▸ THE PROBLEM
Of all the lines in the material, how many include the word "name"? Reply with the number alone.

— BEGIN —

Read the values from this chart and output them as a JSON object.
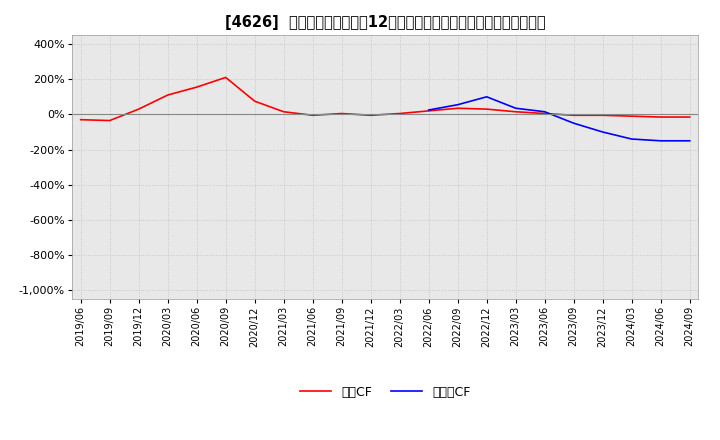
{
  "title": "[4626]  キャッシュフローの12か月移動合計の対前年同期増減率の推移",
  "legend_labels": [
    "営業CF",
    "フリーCF"
  ],
  "line_colors": [
    "#ff0000",
    "#0000ff"
  ],
  "x_labels": [
    "2019/06",
    "2019/09",
    "2019/12",
    "2020/03",
    "2020/06",
    "2020/09",
    "2020/12",
    "2021/03",
    "2021/06",
    "2021/09",
    "2021/12",
    "2022/03",
    "2022/06",
    "2022/09",
    "2022/12",
    "2023/03",
    "2023/06",
    "2023/09",
    "2023/12",
    "2024/03",
    "2024/06",
    "2024/09"
  ],
  "営業CF": [
    -30,
    -35,
    30,
    110,
    155,
    210,
    75,
    15,
    -5,
    5,
    -5,
    5,
    20,
    35,
    30,
    15,
    5,
    -5,
    -5,
    -10,
    -15,
    -15
  ],
  "フリーCF": [
    null,
    null,
    null,
    null,
    null,
    null,
    null,
    null,
    null,
    null,
    null,
    null,
    25,
    55,
    100,
    35,
    15,
    -50,
    -100,
    -140,
    -150,
    -150
  ],
  "ylim": [
    -1050,
    450
  ],
  "yticks": [
    400,
    200,
    0,
    -200,
    -400,
    -600,
    -800,
    -1000
  ],
  "background_color": "#ffffff",
  "plot_bg_color": "#e8e8e8",
  "grid_color": "#c0c0c0",
  "title_fontsize": 10.5,
  "line_width": 1.2
}
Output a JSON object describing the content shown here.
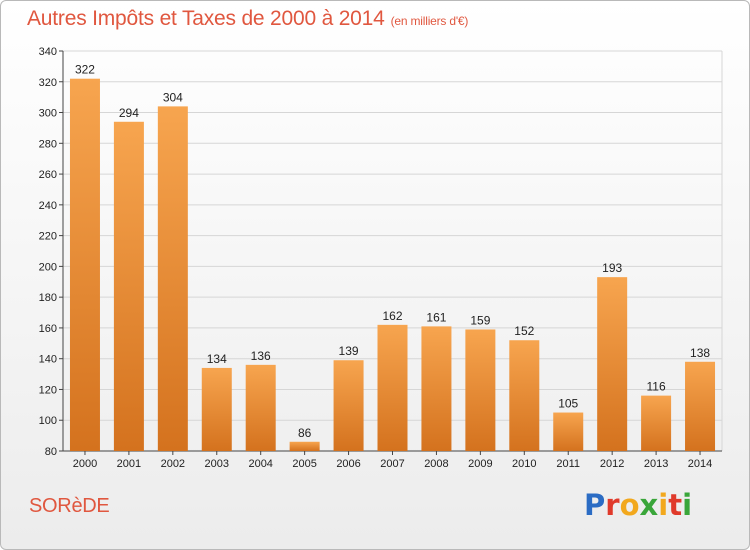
{
  "header": {
    "title": "Autres Impôts et Taxes de 2000 à 2014",
    "subtitle": "(en milliers d'€)"
  },
  "footer": {
    "commune": "SORèDE",
    "logo": "Proxiti",
    "logo_colors": [
      "#2b6cc4",
      "#e03a2b",
      "#f2a81d",
      "#3aa63a",
      "#f2a81d",
      "#e03a2b",
      "#3aa63a"
    ]
  },
  "colors": {
    "bar_light": "#f7a54f",
    "bar_dark": "#d4721e",
    "accent": "#e0573f"
  },
  "chart_data": {
    "type": "bar",
    "title": "Autres Impôts et Taxes de 2000 à 2014",
    "subtitle": "(en milliers d'€)",
    "xlabel": "",
    "ylabel": "",
    "categories": [
      "2000",
      "2001",
      "2002",
      "2003",
      "2004",
      "2005",
      "2006",
      "2007",
      "2008",
      "2009",
      "2010",
      "2011",
      "2012",
      "2013",
      "2014"
    ],
    "values": [
      322,
      294,
      304,
      134,
      136,
      86,
      139,
      162,
      161,
      159,
      152,
      105,
      193,
      116,
      138
    ],
    "ylim": [
      80,
      340
    ],
    "yticks": [
      80,
      100,
      120,
      140,
      160,
      180,
      200,
      220,
      240,
      260,
      280,
      300,
      320,
      340
    ],
    "grid": true,
    "legend": "none"
  }
}
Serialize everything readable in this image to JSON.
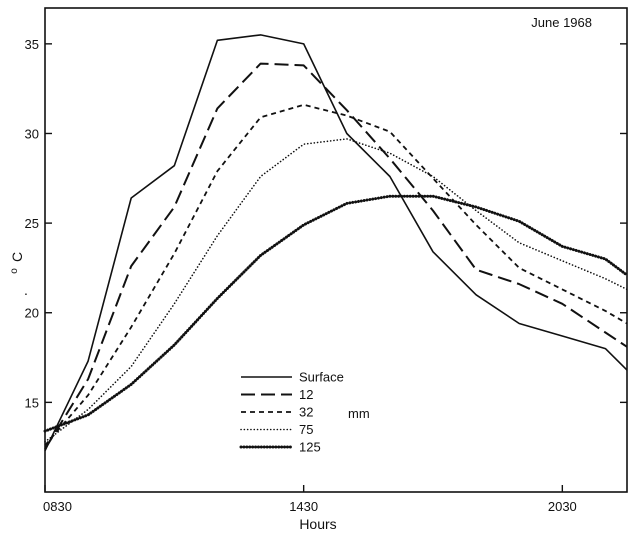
{
  "chart_data": {
    "type": "line",
    "title": "",
    "annotation": "June 1968",
    "xlabel": "Hours",
    "ylabel_main": "C",
    "ylabel_super": "o",
    "ylabel_dot": ".",
    "legend_unit": "mm",
    "xlim": [
      8.5,
      22.0
    ],
    "ylim": [
      10.0,
      37.0
    ],
    "x_ticks": [
      {
        "value": 8.5,
        "label": "0830"
      },
      {
        "value": 14.5,
        "label": "1430"
      },
      {
        "value": 20.5,
        "label": "2030"
      }
    ],
    "y_ticks": [
      {
        "value": 15,
        "label": "15"
      },
      {
        "value": 20,
        "label": "20"
      },
      {
        "value": 25,
        "label": "25"
      },
      {
        "value": 30,
        "label": "30"
      },
      {
        "value": 35,
        "label": "35"
      }
    ],
    "grid": false,
    "legend_position": "lower-center",
    "series": [
      {
        "name": "Surface",
        "style": "solid",
        "x": [
          8.5,
          9.5,
          10.5,
          11.5,
          12.5,
          13.5,
          14.5,
          15.5,
          16.5,
          17.5,
          18.5,
          19.5,
          20.5,
          21.5,
          22.0
        ],
        "y": [
          12.3,
          17.3,
          26.4,
          28.2,
          35.2,
          35.5,
          35.0,
          30.0,
          27.6,
          23.4,
          21.0,
          19.4,
          18.7,
          18.0,
          16.8
        ]
      },
      {
        "name": "12",
        "style": "longdash",
        "x": [
          8.5,
          9.5,
          10.5,
          11.5,
          12.5,
          13.5,
          14.5,
          15.5,
          16.5,
          17.5,
          18.5,
          19.5,
          20.5,
          21.5,
          22.0
        ],
        "y": [
          12.4,
          16.3,
          22.6,
          25.9,
          31.4,
          33.9,
          33.8,
          31.3,
          28.6,
          25.7,
          22.4,
          21.6,
          20.5,
          18.9,
          18.1
        ]
      },
      {
        "name": "32",
        "style": "dash",
        "x": [
          8.5,
          9.5,
          10.5,
          11.5,
          12.5,
          13.5,
          14.5,
          15.5,
          16.5,
          17.5,
          18.5,
          19.5,
          20.5,
          21.5,
          22.0
        ],
        "y": [
          12.6,
          15.4,
          19.2,
          23.3,
          27.9,
          30.9,
          31.6,
          31.0,
          30.1,
          27.5,
          24.9,
          22.5,
          21.3,
          20.1,
          19.4
        ]
      },
      {
        "name": "75",
        "style": "dot",
        "x": [
          8.5,
          9.5,
          10.5,
          11.5,
          12.5,
          13.5,
          14.5,
          15.5,
          16.5,
          17.5,
          18.5,
          19.5,
          20.5,
          21.5,
          22.0
        ],
        "y": [
          12.8,
          14.6,
          17.0,
          20.5,
          24.3,
          27.6,
          29.4,
          29.7,
          28.9,
          27.6,
          25.7,
          23.9,
          22.9,
          21.9,
          21.3
        ]
      },
      {
        "name": "125",
        "style": "heavydot",
        "x": [
          8.5,
          9.5,
          10.5,
          11.5,
          12.5,
          13.5,
          14.5,
          15.5,
          16.5,
          17.5,
          18.5,
          19.5,
          20.5,
          21.5,
          22.0
        ],
        "y": [
          13.4,
          14.3,
          16.0,
          18.2,
          20.8,
          23.2,
          24.9,
          26.1,
          26.5,
          26.5,
          25.9,
          25.1,
          23.7,
          23.0,
          22.1
        ]
      }
    ]
  }
}
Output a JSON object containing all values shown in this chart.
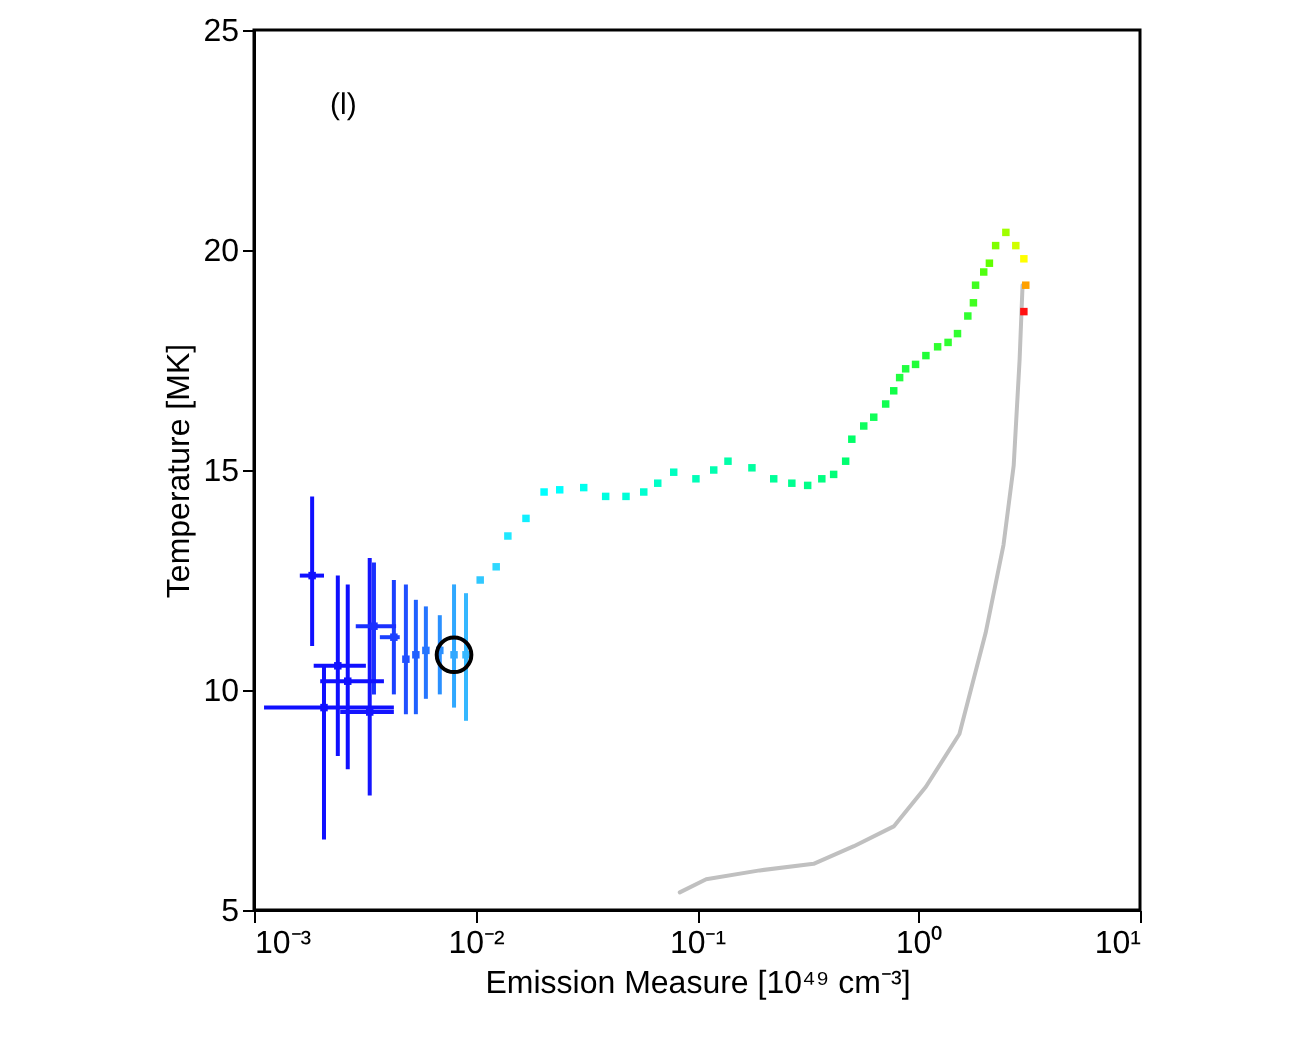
{
  "chart_data": {
    "type": "scatter",
    "xlabel": "Emission Measure [10⁴⁹ cm⁻³]",
    "ylabel": "Temperature [MK]",
    "annotations": [
      "(l)"
    ],
    "log": "x",
    "grid": false,
    "xlim": [
      0.001,
      10
    ],
    "xticks": [
      {
        "value": 0.001,
        "label": "10⁻³"
      },
      {
        "value": 0.01,
        "label": "10⁻²"
      },
      {
        "value": 0.1,
        "label": "10⁻¹"
      },
      {
        "value": 1,
        "label": "10⁰"
      },
      {
        "value": 10,
        "label": "10¹"
      }
    ],
    "ylim": [
      5,
      25
    ],
    "yticks": [
      5,
      10,
      15,
      20,
      25
    ],
    "series": [
      {
        "type": "line",
        "color": "#c0c0c0",
        "marker": "none",
        "line_style": "solid",
        "x": [
          2.95,
          2.86,
          2.69,
          2.42,
          2.01,
          1.53,
          1.08,
          0.773,
          0.511,
          0.336,
          0.192,
          0.11,
          0.0836
        ],
        "values": [
          19.2,
          17.5,
          15.1,
          13.3,
          11.3,
          9.0,
          7.8,
          6.9,
          6.45,
          6.05,
          5.9,
          5.7,
          5.4
        ]
      },
      {
        "marker": "square",
        "x": [
          0.00183,
          0.00207,
          0.00239,
          0.00265,
          0.00333,
          0.00348,
          0.00428,
          0.00485,
          0.00538,
          0.00597,
          0.0069,
          0.008,
          0.00906
        ],
        "values": [
          12.6,
          9.6,
          10.55,
          10.2,
          9.5,
          11.45,
          11.2,
          10.7,
          10.8,
          10.9,
          10.9,
          10.8,
          10.8
        ],
        "colors": [
          "#1010ff",
          "#1010ff",
          "#1010ff",
          "#1010ff",
          "#1515ff",
          "#1a30ff",
          "#1a40ff",
          "#2050ff",
          "#2060ff",
          "#2575ff",
          "#2a90ff",
          "#30a8ff",
          "#35b8ff"
        ],
        "errors": [
          [
            11.0,
            14.4
          ],
          [
            6.6,
            10.55
          ],
          [
            8.5,
            12.6
          ],
          [
            8.2,
            12.4
          ],
          [
            7.6,
            13.0
          ],
          [
            9.9,
            12.9
          ],
          [
            9.9,
            12.5
          ],
          [
            9.45,
            12.4
          ],
          [
            9.45,
            12.05
          ],
          [
            9.8,
            11.9
          ],
          [
            9.9,
            11.7
          ],
          [
            9.6,
            12.4
          ],
          [
            9.3,
            12.2
          ]
        ],
        "xerrors": [
          [
            0.00161,
            0.00207
          ],
          [
            0.00111,
            0.00428
          ],
          [
            0.00186,
            0.0032
          ],
          [
            0.00199,
            0.00386
          ],
          [
            0.00245,
            0.00428
          ],
          [
            0.00288,
            0.00438
          ],
          [
            0.0037,
            0.00455
          ],
          null,
          null,
          null,
          null,
          null,
          null
        ]
      },
      {
        "marker": "square",
        "x": [
          0.0105,
          0.0124,
          0.014,
          0.0169,
          0.0204,
          0.024,
          0.0308,
          0.0387,
          0.0478,
          0.0575,
          0.0665,
          0.0785,
          0.0989,
          0.119,
          0.138,
          0.177,
          0.222,
          0.268,
          0.316,
          0.366,
          0.414,
          0.469,
          0.5,
          0.566,
          0.628,
          0.711,
          0.773,
          0.822,
          0.875,
          0.97,
          1.08,
          1.22,
          1.36,
          1.5,
          1.67,
          1.77,
          1.81,
          1.97,
          2.09,
          2.23,
          2.48,
          2.75,
          2.99,
          3.05,
          2.99
        ],
        "values": [
          12.5,
          12.8,
          13.5,
          13.9,
          14.5,
          14.55,
          14.6,
          14.4,
          14.4,
          14.5,
          14.7,
          14.95,
          14.8,
          15.0,
          15.2,
          15.05,
          14.8,
          14.7,
          14.65,
          14.8,
          14.9,
          15.2,
          15.7,
          16.0,
          16.2,
          16.5,
          16.8,
          17.1,
          17.3,
          17.4,
          17.6,
          17.8,
          17.9,
          18.1,
          18.5,
          18.8,
          19.2,
          19.5,
          19.7,
          20.1,
          20.4,
          20.1,
          19.8,
          19.2,
          18.6
        ],
        "colors": [
          "#30c8ff",
          "#30d8ff",
          "#20e8ff",
          "#10f0ff",
          "#00ffff",
          "#00ffff",
          "#00ffee",
          "#00ffe0",
          "#00ffd8",
          "#00ffd0",
          "#00ffc8",
          "#00ffc0",
          "#00ffb8",
          "#00ffb0",
          "#00ffa8",
          "#00ffa0",
          "#00ff98",
          "#00ff90",
          "#00ff88",
          "#00ff80",
          "#00ff78",
          "#00ff70",
          "#00ff68",
          "#10ff60",
          "#10ff58",
          "#10ff50",
          "#10ff48",
          "#20ff40",
          "#20ff40",
          "#20ff38",
          "#20ff38",
          "#30ff30",
          "#30ff30",
          "#30ff30",
          "#30ff30",
          "#40ff20",
          "#40ff20",
          "#50ff10",
          "#60ff00",
          "#80ff00",
          "#a0ff00",
          "#d0ff00",
          "#ffff00",
          "#ffa000",
          "#ff1010"
        ]
      },
      {
        "marker": "circle",
        "color": "#000000",
        "x": [
          0.008
        ],
        "values": [
          10.8
        ]
      }
    ]
  }
}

— END —

▸ TASK SOLUTION
5